- Your objective:
Look through the records below and collect all lines that hold the string "如已损伤更换".

- Listing:
:::

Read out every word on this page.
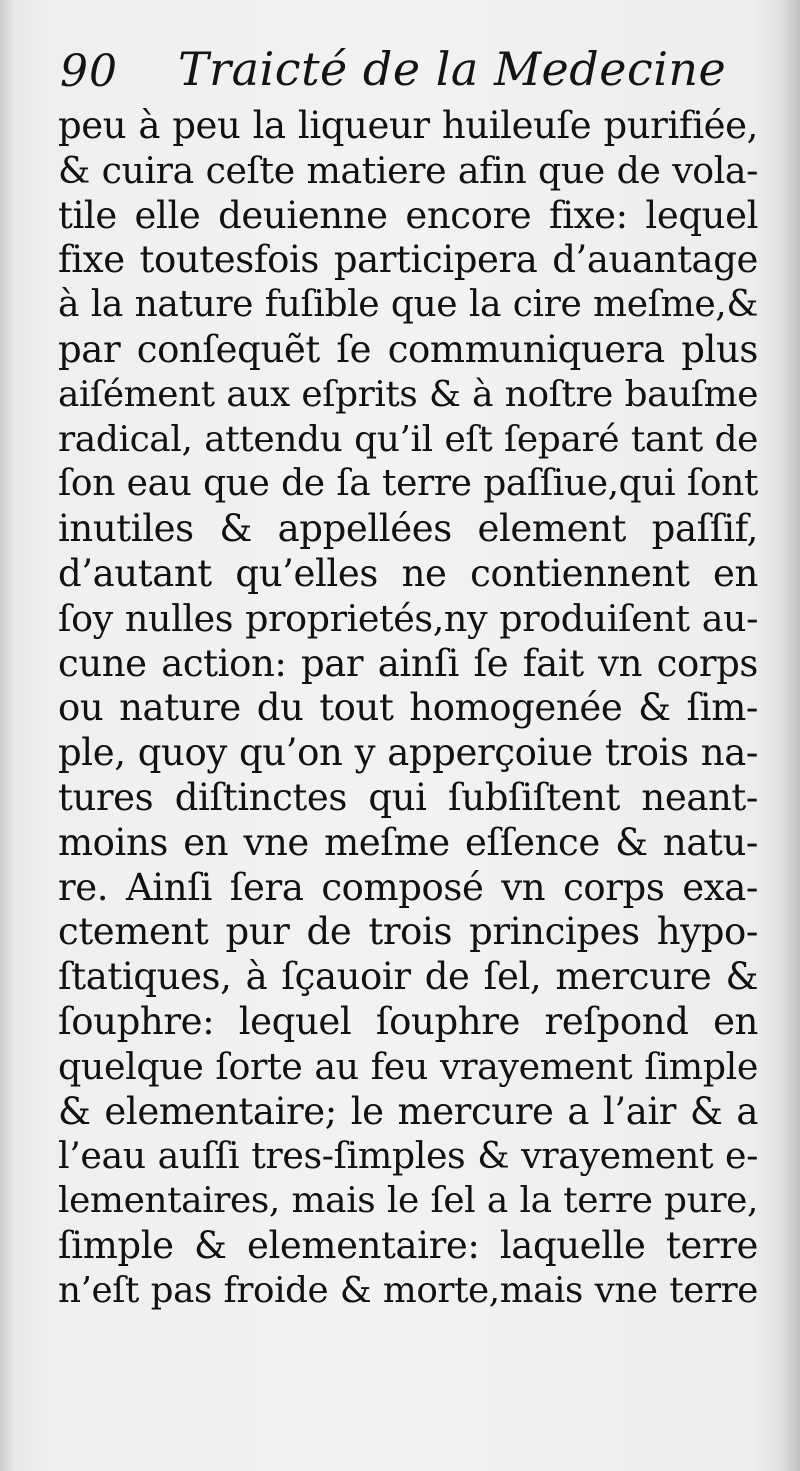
90 Traicté de la Medecine
peu à peu la liqueur huileuſe purifiée,
& cuira ceſte matiere afin que de vola-
tile elle deuienne encore fixe: lequel
fixe toutesfois participera d’auantage
à la nature fuſible que la cire meſme,&
par conſequẽt ſe communiquera plus
aiſément aux eſprits & à noſtre bauſme
radical, attendu qu’il eſt ſeparé tant de
ſon eau que de ſa terre paſſiue,qui ſont
inutiles & appellées element paſſif,
d’autant qu’elles ne contiennent en
ſoy nulles proprietés,ny produiſent au-
cune action: par ainſi ſe fait vn corps
ou nature du tout homogenée & ſim-
ple, quoy qu’on y apperçoiue trois na-
tures diſtinctes qui ſubſiſtent neant-
moins en vne meſme eſſence & natu-
re. Ainſi ſera composé vn corps exa-
ctement pur de trois principes hypo-
ſtatiques, à ſçauoir de ſel, mercure &
ſouphre: lequel ſouphre reſpond en
quelque ſorte au feu vrayement ſimple
& elementaire; le mercure a l’air & a
l’eau auſſi tres-ſimples & vrayement e-
lementaires, mais le ſel a la terre pure,
ſimple & elementaire: laquelle terre
n’eſt pas froide & morte,mais vne terre
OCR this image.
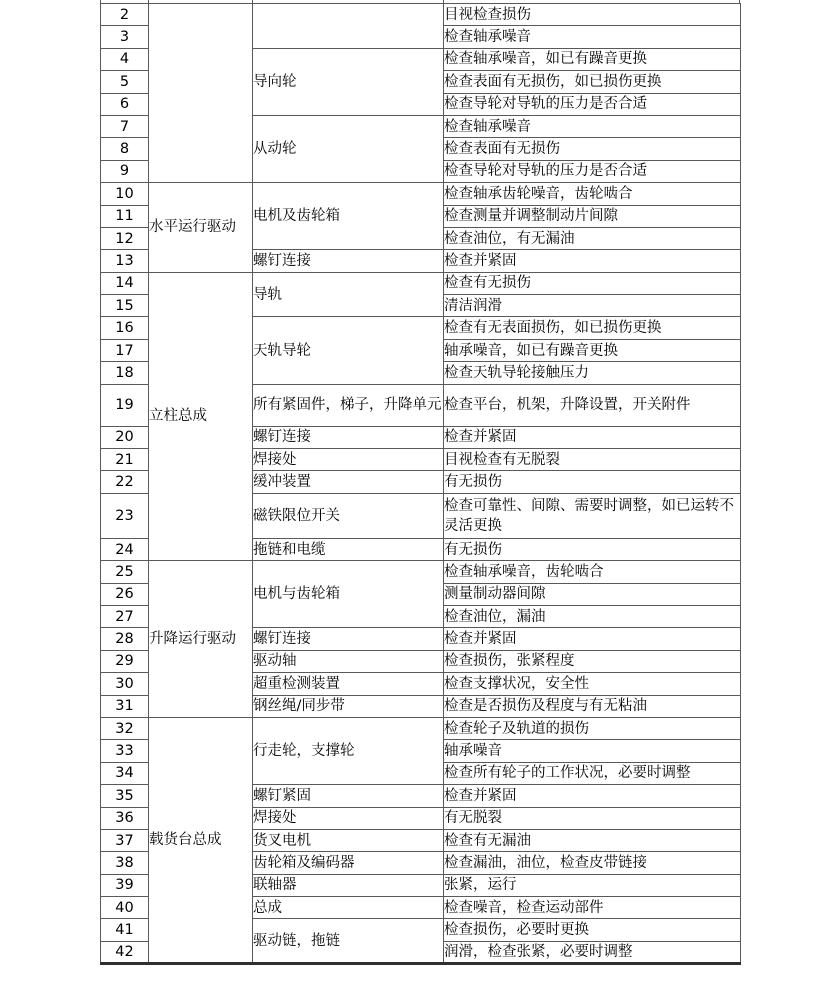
2			目视检查损伤
3			检查轴承噪音
4		导向轮	检查轴承噪音，如已有躁音更换
5			检查表面有无损伤，如已损伤更换
6			检查导轮对导轨的压力是否合适
7		从动轮	检查轴承噪音
8			检查表面有无损伤
9			检查导轮对导轨的压力是否合适
10	水平运行驱动	电机及齿轮箱	检查轴承齿轮噪音，齿轮啮合
11			检查测量并调整制动片间隙
12			检查油位，有无漏油
13		螺钉连接	检查并紧固
14	立柱总成	导轨	检查有无损伤
15			清洁润滑
16		天轨导轮	检查有无表面损伤，如已损伤更换
17			轴承噪音，如已有躁音更换
18			检查天轨导轮接触压力
19		所有紧固件，梯子，升降单元	检查平台，机架，升降设置，开关附件
20		螺钉连接	检查并紧固
21		焊接处	目视检查有无脱裂
22		缓冲装置	有无损伤
23		磁铁限位开关	检查可靠性、间隙、需要时调整，如已运转不灵活更换
24		拖链和电缆	有无损伤
25	升降运行驱动	电机与齿轮箱	检查轴承噪音，齿轮啮合
26			测量制动器间隙
27			检查油位，漏油
28		螺钉连接	检查并紧固
29		驱动轴	检查损伤，张紧程度
30		超重检测装置	检查支撑状况，安全性
31		钢丝绳/同步带	检查是否损伤及程度与有无粘油
32	载货台总成	行走轮，支撑轮	检查轮子及轨道的损伤
33			轴承噪音
34			检查所有轮子的工作状况，必要时调整
35		螺钉紧固	检查并紧固
36		焊接处	有无脱裂
37		货叉电机	检查有无漏油
38		齿轮箱及编码器	检查漏油，油位，检查皮带链接
39		联轴器	张紧，运行
40		总成	检查噪音，检查运动部件
41		驱动链，拖链	检查损伤，必要时更换
42			润滑，检查张紧，必要时调整
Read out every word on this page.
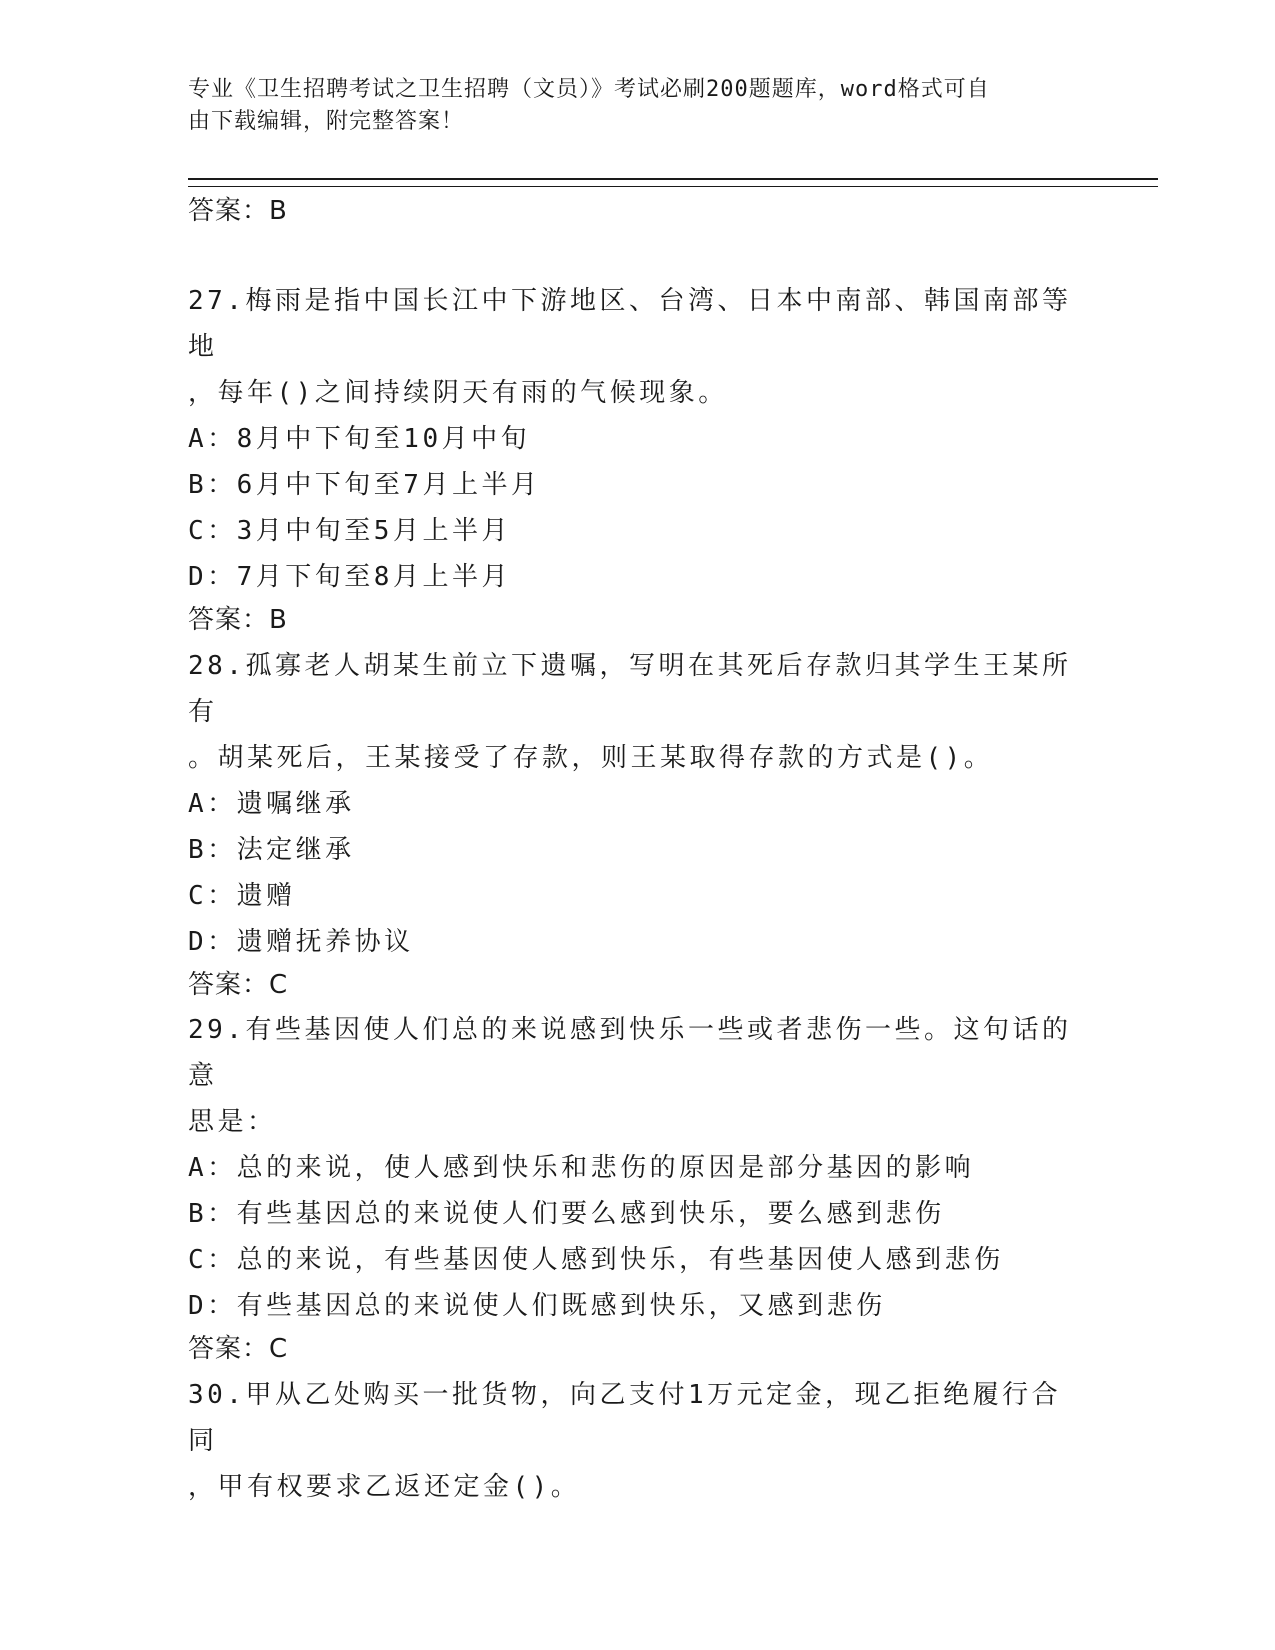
专业《卫生招聘考试之卫生招聘（文员）》考试必刷200题题库，word格式可自
由下载编辑，附完整答案！
答案：B

27.梅雨是指中国长江中下游地区、台湾、日本中南部、韩国南部等地

，每年()之间持续阴天有雨的气候现象。

A：8月中下旬至10月中旬

B：6月中下旬至7月上半月

C：3月中旬至5月上半月

D：7月下旬至8月上半月

答案：B

28.孤寡老人胡某生前立下遗嘱，写明在其死后存款归其学生王某所有

。胡某死后，王某接受了存款，则王某取得存款的方式是()。

A：遗嘱继承

B：法定继承

C：遗赠

D：遗赠抚养协议

答案：C

29.有些基因使人们总的来说感到快乐一些或者悲伤一些。这句话的意

思是：

A：总的来说，使人感到快乐和悲伤的原因是部分基因的影响

B：有些基因总的来说使人们要么感到快乐，要么感到悲伤

C：总的来说，有些基因使人感到快乐，有些基因使人感到悲伤

D：有些基因总的来说使人们既感到快乐，又感到悲伤

答案：C

30.甲从乙处购买一批货物，向乙支付1万元定金，现乙拒绝履行合同

，甲有权要求乙返还定金()。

:::

- Solution:
5			检查表面有无损伤，如已损伤更换
16		天轨导轮	检查有无表面损伤，如已损伤更换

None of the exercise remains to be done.